_JOB_
Repeat each record below exactly as given.

_DATA SHOWN_
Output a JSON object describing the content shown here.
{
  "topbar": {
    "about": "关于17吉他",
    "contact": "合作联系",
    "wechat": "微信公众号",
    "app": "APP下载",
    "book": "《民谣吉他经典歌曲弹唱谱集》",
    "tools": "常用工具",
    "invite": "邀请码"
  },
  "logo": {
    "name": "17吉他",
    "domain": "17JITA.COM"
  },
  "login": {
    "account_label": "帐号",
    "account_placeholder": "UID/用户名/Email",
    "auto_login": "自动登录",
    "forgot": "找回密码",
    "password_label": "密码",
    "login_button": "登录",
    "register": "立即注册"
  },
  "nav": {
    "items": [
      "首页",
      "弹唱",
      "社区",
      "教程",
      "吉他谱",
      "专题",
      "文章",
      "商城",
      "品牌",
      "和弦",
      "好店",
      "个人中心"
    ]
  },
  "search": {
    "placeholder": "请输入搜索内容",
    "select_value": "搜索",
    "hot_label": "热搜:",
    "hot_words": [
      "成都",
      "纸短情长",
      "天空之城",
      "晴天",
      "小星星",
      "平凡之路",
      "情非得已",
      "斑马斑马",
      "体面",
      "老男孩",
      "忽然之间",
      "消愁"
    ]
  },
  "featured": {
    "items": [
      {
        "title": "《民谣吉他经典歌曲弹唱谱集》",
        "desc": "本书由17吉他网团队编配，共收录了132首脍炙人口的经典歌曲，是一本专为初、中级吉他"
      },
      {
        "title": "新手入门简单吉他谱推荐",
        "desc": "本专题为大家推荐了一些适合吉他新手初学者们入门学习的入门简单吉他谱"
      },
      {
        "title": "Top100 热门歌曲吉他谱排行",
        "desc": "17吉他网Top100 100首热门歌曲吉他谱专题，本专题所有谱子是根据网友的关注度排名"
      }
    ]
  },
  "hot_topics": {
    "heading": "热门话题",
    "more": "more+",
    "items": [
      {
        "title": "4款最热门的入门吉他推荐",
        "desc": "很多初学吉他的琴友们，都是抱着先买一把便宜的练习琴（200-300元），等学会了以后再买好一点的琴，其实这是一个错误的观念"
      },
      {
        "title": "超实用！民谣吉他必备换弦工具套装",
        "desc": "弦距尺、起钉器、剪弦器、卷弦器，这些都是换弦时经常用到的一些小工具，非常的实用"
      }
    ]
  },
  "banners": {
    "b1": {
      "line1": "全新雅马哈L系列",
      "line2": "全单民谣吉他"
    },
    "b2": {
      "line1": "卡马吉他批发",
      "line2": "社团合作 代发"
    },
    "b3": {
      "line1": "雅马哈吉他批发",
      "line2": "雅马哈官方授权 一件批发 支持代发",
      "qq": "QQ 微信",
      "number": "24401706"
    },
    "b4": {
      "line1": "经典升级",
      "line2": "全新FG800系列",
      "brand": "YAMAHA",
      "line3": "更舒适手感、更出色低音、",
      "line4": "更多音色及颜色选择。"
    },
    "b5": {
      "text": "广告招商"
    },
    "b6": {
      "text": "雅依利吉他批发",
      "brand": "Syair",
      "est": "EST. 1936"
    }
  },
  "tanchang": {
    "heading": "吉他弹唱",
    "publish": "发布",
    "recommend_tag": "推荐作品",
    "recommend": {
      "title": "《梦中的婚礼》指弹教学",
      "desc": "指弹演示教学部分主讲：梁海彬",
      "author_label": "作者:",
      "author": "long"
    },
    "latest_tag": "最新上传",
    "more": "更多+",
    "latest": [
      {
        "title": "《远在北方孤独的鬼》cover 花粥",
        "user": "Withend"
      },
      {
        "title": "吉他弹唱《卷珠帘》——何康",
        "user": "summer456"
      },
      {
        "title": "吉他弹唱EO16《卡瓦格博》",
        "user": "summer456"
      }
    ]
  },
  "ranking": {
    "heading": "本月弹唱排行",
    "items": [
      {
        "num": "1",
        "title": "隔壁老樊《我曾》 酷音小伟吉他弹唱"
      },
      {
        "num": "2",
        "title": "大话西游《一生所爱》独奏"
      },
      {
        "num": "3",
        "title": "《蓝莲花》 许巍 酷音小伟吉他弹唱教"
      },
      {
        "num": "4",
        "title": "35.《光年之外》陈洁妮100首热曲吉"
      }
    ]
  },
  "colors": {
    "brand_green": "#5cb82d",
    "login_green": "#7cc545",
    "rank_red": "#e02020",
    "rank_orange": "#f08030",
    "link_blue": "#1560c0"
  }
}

_EXPECTED ANSWER_
Output a JSON object describing the content shown here.
{
  "topbar": {
    "about": "关于17吉他",
    "contact": "合作联系",
    "wechat": "微信公众号",
    "app": "APP下载",
    "book": "《民谣吉他经典歌曲弹唱谱集》",
    "tools": "常用工具",
    "invite": "邀请码"
  },
  "logo": {
    "name": "17吉他",
    "domain": "17JITA.COM"
  },
  "login": {
    "account_label": "帐号",
    "account_placeholder": "UID/用户名/Email",
    "auto_login": "自动登录",
    "forgot": "找回密码",
    "password_label": "密码",
    "login_button": "登录",
    "register": "立即注册"
  },
  "nav": {
    "items": [
      "首页",
      "弹唱",
      "社区",
      "教程",
      "吉他谱",
      "专题",
      "文章",
      "商城",
      "品牌",
      "和弦",
      "好店",
      "个人中心"
    ]
  },
  "search": {
    "placeholder": "请输入搜索内容",
    "select_value": "搜索",
    "hot_label": "热搜:",
    "hot_words": [
      "成都",
      "纸短情长",
      "天空之城",
      "晴天",
      "小星星",
      "平凡之路",
      "情非得已",
      "斑马斑马",
      "体面",
      "老男孩",
      "忽然之间",
      "消愁"
    ]
  },
  "featured": {
    "items": [
      {
        "title": "《民谣吉他经典歌曲弹唱谱集》",
        "desc": "本书由17吉他网团队编配，共收录了132首脍炙人口的经典歌曲，是一本专为初、中级吉他"
      },
      {
        "title": "新手入门简单吉他谱推荐",
        "desc": "本专题为大家推荐了一些适合吉他新手初学者们入门学习的入门简单吉他谱"
      },
      {
        "title": "Top100 热门歌曲吉他谱排行",
        "desc": "17吉他网Top100 100首热门歌曲吉他谱专题，本专题所有谱子是根据网友的关注度排名"
      }
    ]
  },
  "hot_topics": {
    "heading": "热门话题",
    "more": "more+",
    "items": [
      {
        "title": "4款最热门的入门吉他推荐",
        "desc": "很多初学吉他的琴友们，都是抱着先买一把便宜的练习琴（200-300元），等学会了以后再买好一点的琴，其实这是一个错误的观念"
      },
      {
        "title": "超实用！民谣吉他必备换弦工具套装",
        "desc": "弦距尺、起钉器、剪弦器、卷弦器，这些都是换弦时经常用到的一些小工具，非常的实用"
      }
    ]
  },
  "banners": {
    "b1": {
      "line1": "全新雅马哈L系列",
      "line2": "全单民谣吉他"
    },
    "b2": {
      "line1": "卡马吉他批发",
      "line2": "社团合作 代发"
    },
    "b3": {
      "line1": "雅马哈吉他批发",
      "line2": "雅马哈官方授权 一件批发 支持代发",
      "qq": "QQ 微信",
      "number": "24401706"
    },
    "b4": {
      "line1": "经典升级",
      "line2": "全新FG800系列",
      "brand": "YAMAHA",
      "line3": "更舒适手感、更出色低音、",
      "line4": "更多音色及颜色选择。"
    },
    "b5": {
      "text": "广告招商"
    },
    "b6": {
      "text": "雅依利吉他批发",
      "brand": "Syair",
      "est": "EST. 1936"
    }
  },
  "tanchang": {
    "heading": "吉他弹唱",
    "publish": "发布",
    "recommend_tag": "推荐作品",
    "recommend": {
      "title": "《梦中的婚礼》指弹教学",
      "desc": "指弹演示教学部分主讲：梁海彬",
      "author_label": "作者:",
      "author": "long"
    },
    "latest_tag": "最新上传",
    "more": "更多+",
    "latest": [
      {
        "title": "《远在北方孤独的鬼》cover 花粥",
        "user": "Withend"
      },
      {
        "title": "吉他弹唱《卷珠帘》——何康",
        "user": "summer456"
      },
      {
        "title": "吉他弹唱EO16《卡瓦格博》",
        "user": "summer456"
      }
    ]
  },
  "ranking": {
    "heading": "本月弹唱排行",
    "items": [
      {
        "num": "1",
        "title": "隔壁老樊《我曾》 酷音小伟吉他弹唱"
      },
      {
        "num": "2",
        "title": "大话西游《一生所爱》独奏"
      },
      {
        "num": "3",
        "title": "《蓝莲花》 许巍 酷音小伟吉他弹唱教"
      },
      {
        "num": "4",
        "title": "35.《光年之外》陈洁妮100首热曲吉"
      }
    ]
  },
  "colors": {
    "brand_green": "#5cb82d",
    "login_green": "#7cc545",
    "rank_red": "#e02020",
    "rank_orange": "#f08030",
    "link_blue": "#1560c0"
  }
}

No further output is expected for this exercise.